Saved entries

--- START ---

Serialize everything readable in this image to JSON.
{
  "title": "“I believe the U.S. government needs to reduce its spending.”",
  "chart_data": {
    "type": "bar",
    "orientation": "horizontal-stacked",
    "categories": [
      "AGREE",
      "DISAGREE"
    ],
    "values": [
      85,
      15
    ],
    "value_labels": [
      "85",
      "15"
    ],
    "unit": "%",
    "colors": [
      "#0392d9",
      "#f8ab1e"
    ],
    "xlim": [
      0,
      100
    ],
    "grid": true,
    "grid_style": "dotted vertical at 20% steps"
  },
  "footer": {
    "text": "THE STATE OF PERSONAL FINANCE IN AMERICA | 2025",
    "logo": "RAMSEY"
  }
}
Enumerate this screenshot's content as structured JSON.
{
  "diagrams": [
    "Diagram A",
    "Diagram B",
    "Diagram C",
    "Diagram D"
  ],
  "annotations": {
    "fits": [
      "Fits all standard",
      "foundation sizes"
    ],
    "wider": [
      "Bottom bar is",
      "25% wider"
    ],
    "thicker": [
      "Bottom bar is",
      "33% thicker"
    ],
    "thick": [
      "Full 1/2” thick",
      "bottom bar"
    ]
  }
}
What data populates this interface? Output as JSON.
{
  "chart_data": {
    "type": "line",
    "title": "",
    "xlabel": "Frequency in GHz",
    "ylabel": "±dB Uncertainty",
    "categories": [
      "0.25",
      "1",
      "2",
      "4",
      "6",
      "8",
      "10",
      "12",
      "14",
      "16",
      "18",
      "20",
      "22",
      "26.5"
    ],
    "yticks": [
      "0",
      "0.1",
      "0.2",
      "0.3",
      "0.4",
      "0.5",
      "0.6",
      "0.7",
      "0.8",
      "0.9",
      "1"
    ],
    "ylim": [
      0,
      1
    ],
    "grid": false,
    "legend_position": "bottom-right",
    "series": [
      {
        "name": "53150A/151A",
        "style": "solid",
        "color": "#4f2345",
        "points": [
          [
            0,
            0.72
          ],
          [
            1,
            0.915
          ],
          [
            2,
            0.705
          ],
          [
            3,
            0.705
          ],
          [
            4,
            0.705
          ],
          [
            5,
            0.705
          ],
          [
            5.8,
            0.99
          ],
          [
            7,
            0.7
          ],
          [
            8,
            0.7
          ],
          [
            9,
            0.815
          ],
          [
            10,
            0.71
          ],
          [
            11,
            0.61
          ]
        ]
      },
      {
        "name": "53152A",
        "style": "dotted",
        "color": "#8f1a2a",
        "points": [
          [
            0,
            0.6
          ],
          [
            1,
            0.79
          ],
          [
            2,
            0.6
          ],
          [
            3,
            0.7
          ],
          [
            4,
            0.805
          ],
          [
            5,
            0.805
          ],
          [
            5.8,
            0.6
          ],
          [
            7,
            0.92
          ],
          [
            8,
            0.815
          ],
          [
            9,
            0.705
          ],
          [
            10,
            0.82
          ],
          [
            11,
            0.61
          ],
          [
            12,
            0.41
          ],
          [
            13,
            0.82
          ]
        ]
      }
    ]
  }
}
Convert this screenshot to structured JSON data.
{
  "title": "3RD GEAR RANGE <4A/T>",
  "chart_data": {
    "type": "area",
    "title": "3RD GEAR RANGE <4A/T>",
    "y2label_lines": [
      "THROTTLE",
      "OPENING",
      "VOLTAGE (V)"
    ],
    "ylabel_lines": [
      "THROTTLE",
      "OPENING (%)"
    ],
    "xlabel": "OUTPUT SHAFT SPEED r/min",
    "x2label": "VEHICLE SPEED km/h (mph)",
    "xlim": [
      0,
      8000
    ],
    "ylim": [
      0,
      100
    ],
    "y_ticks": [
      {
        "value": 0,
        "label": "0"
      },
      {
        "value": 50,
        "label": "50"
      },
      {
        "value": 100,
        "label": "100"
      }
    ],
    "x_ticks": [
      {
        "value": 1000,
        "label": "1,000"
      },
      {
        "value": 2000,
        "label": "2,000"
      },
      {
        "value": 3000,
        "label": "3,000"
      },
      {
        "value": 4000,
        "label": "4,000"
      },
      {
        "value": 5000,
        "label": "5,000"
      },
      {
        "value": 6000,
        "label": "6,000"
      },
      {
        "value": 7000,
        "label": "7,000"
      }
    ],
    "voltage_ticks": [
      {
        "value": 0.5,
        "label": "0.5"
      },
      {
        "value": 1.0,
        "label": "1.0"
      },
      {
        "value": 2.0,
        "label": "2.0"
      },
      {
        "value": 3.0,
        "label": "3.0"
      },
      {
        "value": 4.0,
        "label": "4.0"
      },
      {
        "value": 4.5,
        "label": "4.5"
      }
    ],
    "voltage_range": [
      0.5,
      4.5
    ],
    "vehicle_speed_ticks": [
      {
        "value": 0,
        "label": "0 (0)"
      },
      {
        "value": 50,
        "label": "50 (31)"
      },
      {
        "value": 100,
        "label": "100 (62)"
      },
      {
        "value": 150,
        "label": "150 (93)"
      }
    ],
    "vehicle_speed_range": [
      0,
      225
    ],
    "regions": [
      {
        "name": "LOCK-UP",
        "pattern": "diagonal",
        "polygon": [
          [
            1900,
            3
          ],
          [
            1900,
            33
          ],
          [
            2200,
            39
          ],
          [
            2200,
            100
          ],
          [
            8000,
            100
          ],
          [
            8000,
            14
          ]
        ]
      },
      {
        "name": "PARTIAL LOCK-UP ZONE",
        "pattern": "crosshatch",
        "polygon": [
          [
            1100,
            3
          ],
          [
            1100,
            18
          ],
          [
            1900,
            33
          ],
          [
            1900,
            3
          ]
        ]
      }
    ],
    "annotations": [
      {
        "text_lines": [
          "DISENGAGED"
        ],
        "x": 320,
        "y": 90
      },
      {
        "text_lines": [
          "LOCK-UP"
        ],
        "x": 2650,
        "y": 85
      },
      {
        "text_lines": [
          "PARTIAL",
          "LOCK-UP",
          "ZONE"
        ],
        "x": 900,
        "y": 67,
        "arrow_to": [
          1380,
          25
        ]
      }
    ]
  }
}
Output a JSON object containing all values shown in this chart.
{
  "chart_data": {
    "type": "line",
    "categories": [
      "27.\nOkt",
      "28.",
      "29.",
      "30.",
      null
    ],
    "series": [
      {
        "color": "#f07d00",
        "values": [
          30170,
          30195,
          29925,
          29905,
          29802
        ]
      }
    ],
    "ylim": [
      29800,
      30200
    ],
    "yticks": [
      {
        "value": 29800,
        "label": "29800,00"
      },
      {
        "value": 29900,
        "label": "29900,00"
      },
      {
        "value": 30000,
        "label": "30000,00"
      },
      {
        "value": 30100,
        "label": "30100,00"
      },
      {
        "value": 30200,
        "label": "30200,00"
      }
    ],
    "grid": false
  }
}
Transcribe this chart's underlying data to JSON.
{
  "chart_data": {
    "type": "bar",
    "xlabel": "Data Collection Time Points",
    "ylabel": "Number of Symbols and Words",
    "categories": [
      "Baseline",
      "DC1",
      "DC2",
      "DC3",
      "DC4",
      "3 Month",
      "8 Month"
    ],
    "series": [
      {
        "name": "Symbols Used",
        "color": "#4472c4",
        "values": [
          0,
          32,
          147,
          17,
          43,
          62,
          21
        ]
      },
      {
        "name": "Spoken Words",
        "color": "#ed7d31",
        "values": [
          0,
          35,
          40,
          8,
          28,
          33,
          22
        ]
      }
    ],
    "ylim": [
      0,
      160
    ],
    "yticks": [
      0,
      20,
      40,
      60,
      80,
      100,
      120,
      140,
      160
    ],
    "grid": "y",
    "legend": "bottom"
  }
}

--- END ---

REQUIREMENT
Repeat the line that contains "Transcribe this chart's", then every line after it until the records end, with nothing added.

EXERCISE RESPONSE
Transcribe this chart's underlying data to JSON.
{
  "chart_data": {
    "type": "bar",
    "xlabel": "Data Collection Time Points",
    "ylabel": "Number of Symbols and Words",
    "categories": [
      "Baseline",
      "DC1",
      "DC2",
      "DC3",
      "DC4",
      "3 Month",
      "8 Month"
    ],
    "series": [
      {
        "name": "Symbols Used",
        "color": "#4472c4",
        "values": [
          0,
          32,
          147,
          17,
          43,
          62,
          21
        ]
      },
      {
        "name": "Spoken Words",
        "color": "#ed7d31",
        "values": [
          0,
          35,
          40,
          8,
          28,
          33,
          22
        ]
      }
    ],
    "ylim": [
      0,
      160
    ],
    "yticks": [
      0,
      20,
      40,
      60,
      80,
      100,
      120,
      140,
      160
    ],
    "grid": "y",
    "legend": "bottom"
  }
}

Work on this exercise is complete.